**The task**
Can you arrange every line of the items below as a JSON list of strings, one string per line, skipping blank lines and leaving out the pictures?

Data lines:
%%
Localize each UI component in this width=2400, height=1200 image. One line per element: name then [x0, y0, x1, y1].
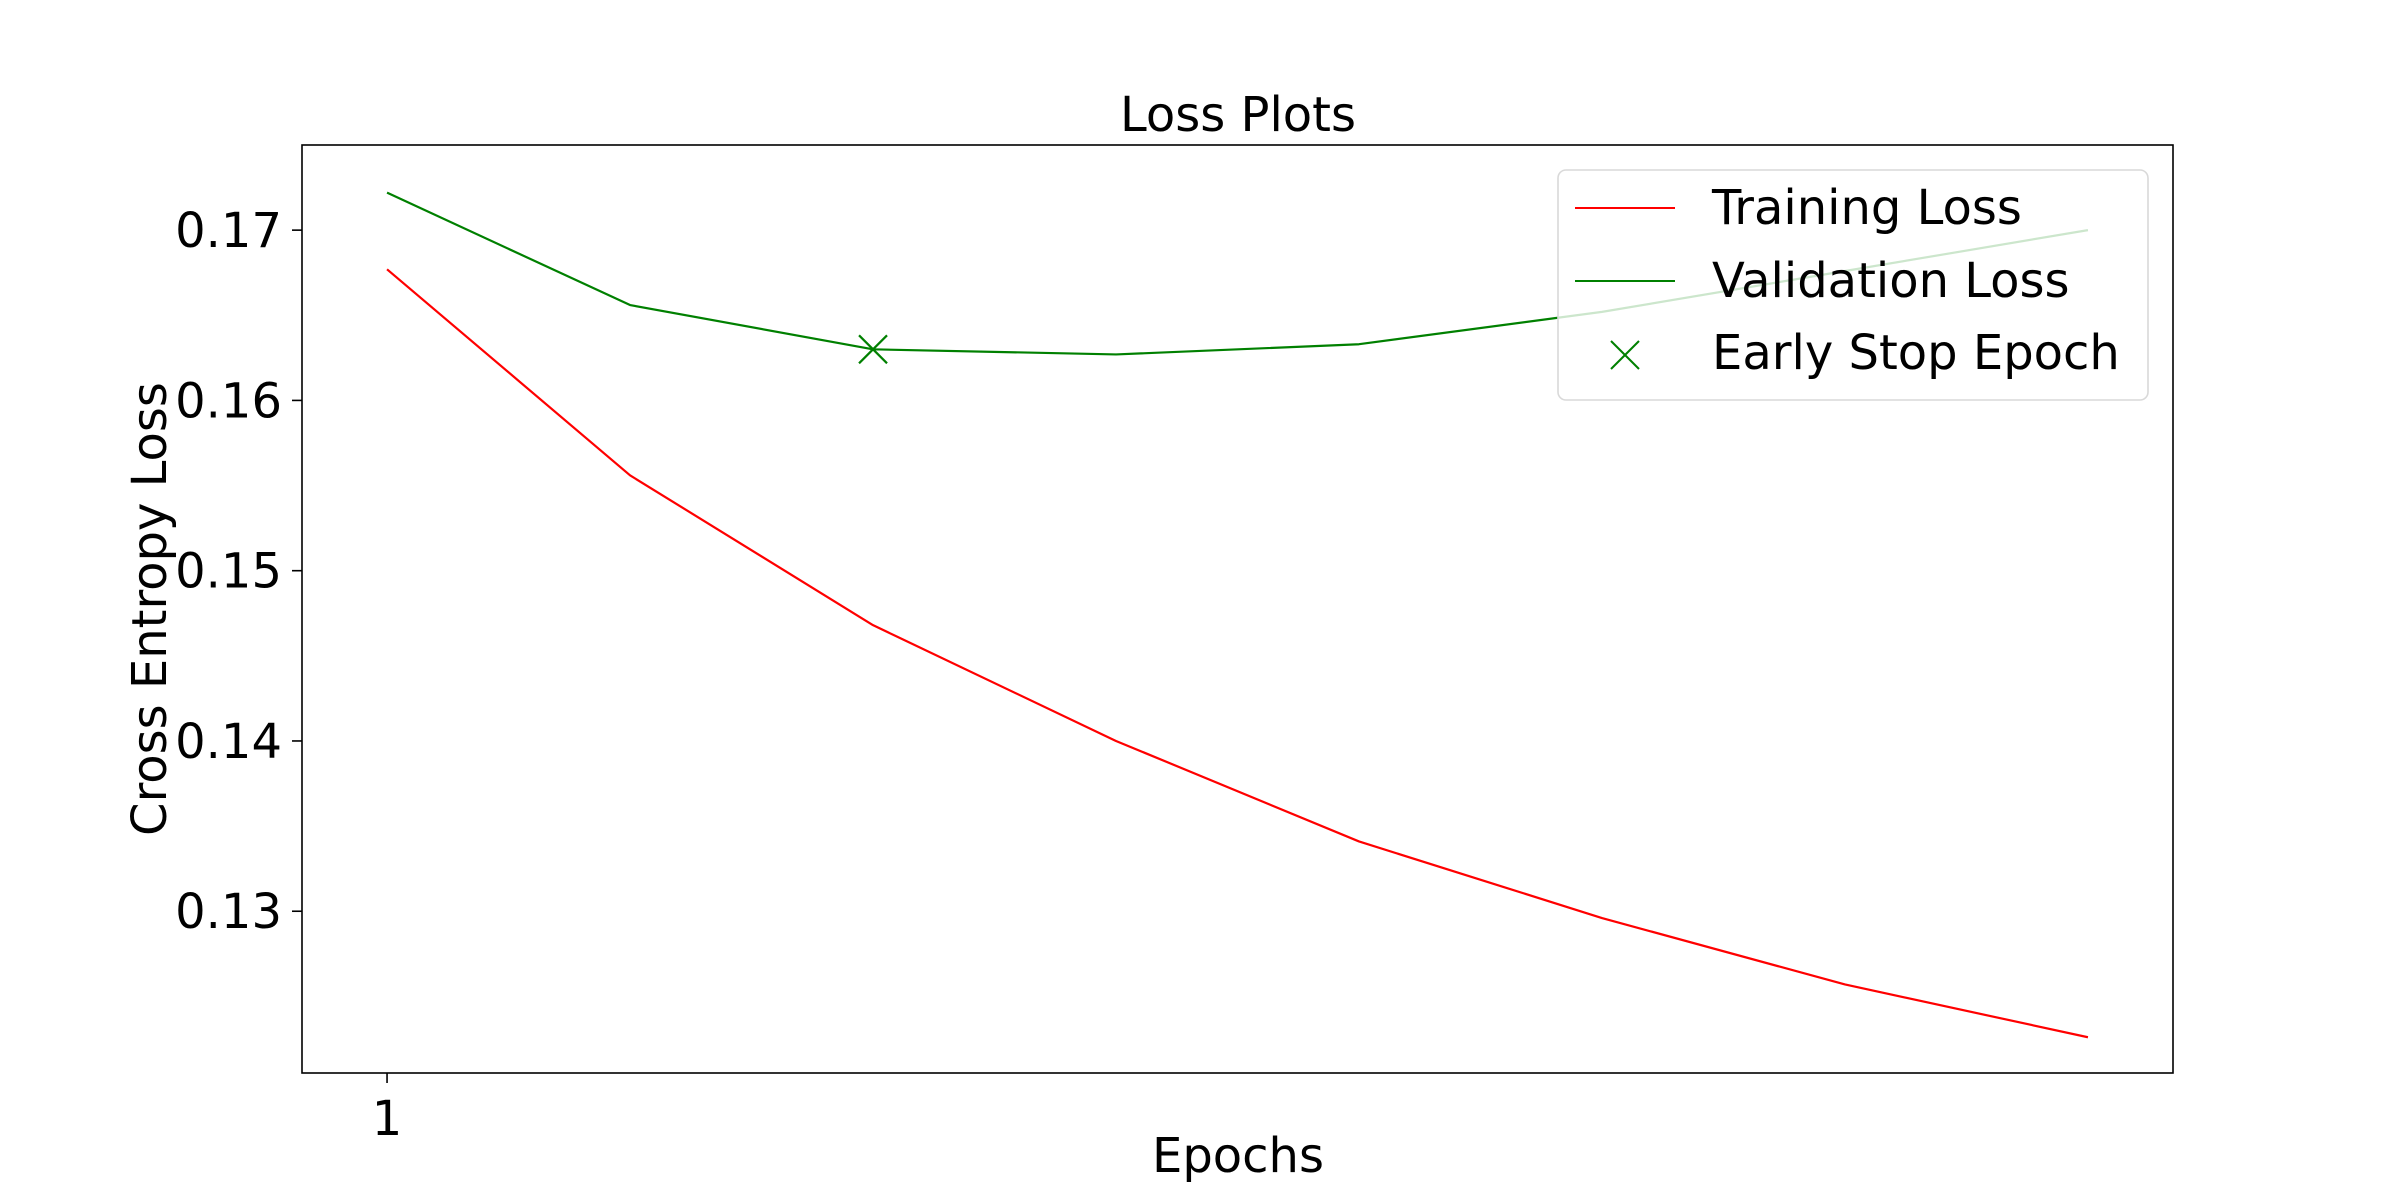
y-axis-label: Cross Entropy Loss — [122, 382, 178, 836]
plot-frame — [301, 144, 2174, 1074]
y-tick-label: 0.14 — [175, 714, 282, 770]
y-tick-label: 0.16 — [175, 373, 282, 429]
x-tick-label: 1 — [372, 1091, 403, 1147]
legend-label-early-stop-epoch: Early Stop Epoch — [1712, 325, 2120, 381]
marker-layer — [858, 334, 888, 365]
y-tick-label: 0.15 — [175, 544, 282, 600]
y-axis: 0.13 0.14 0.15 0.16 0.17 — [175, 203, 302, 940]
legend-box — [1557, 169, 2149, 401]
x-axis: 1 — [372, 1073, 403, 1147]
y-tick-label: 0.17 — [175, 203, 282, 259]
legend-label-validation-loss: Validation Loss — [1712, 253, 2070, 309]
y-tick-label: 0.13 — [175, 884, 282, 940]
series-line-training-loss — [386, 268, 2089, 1039]
early-stop-marker — [858, 334, 888, 365]
legend: Training Loss Validation Loss Early Stop… — [1557, 169, 2149, 401]
chart-title: Loss Plots — [1120, 87, 1356, 143]
x-axis-label: Epochs — [1152, 1128, 1324, 1184]
legend-swatch-early-stop-epoch — [1610, 340, 1640, 370]
legend-label-training-loss: Training Loss — [1711, 180, 2022, 236]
%%
**Result of this task**
[
  "Localize each UI component in this width=2400, height=1200 image. One line per element: name then [x0, y0, x1, y1].",
  "y-axis-label: Cross Entropy Loss — [122, 382, 178, 836]",
  "plot-frame — [301, 144, 2174, 1074]",
  "y-tick-label: 0.14 — [175, 714, 282, 770]",
  "y-tick-label: 0.16 — [175, 373, 282, 429]",
  "x-tick-label: 1 — [372, 1091, 403, 1147]",
  "legend-label-early-stop-epoch: Early Stop Epoch — [1712, 325, 2120, 381]",
  "marker-layer — [858, 334, 888, 365]",
  "y-tick-label: 0.15 — [175, 544, 282, 600]",
  "y-axis: 0.13 0.14 0.15 0.16 0.17 — [175, 203, 302, 940]",
  "legend-box — [1557, 169, 2149, 401]",
  "x-axis: 1 — [372, 1073, 403, 1147]",
  "y-tick-label: 0.17 — [175, 203, 282, 259]",
  "legend-label-validation-loss: Validation Loss — [1712, 253, 2070, 309]",
  "y-tick-label: 0.13 — [175, 884, 282, 940]",
  "series-line-training-loss — [386, 268, 2089, 1039]",
  "early-stop-marker — [858, 334, 888, 365]",
  "legend: Training Loss Validation Loss Early Stop… — [1557, 169, 2149, 401]",
  "chart-title: Loss Plots — [1120, 87, 1356, 143]",
  "x-axis-label: Epochs — [1152, 1128, 1324, 1184]",
  "legend-swatch-early-stop-epoch — [1610, 340, 1640, 370]",
  "legend-label-training-loss: Training Loss — [1711, 180, 2022, 236]"
]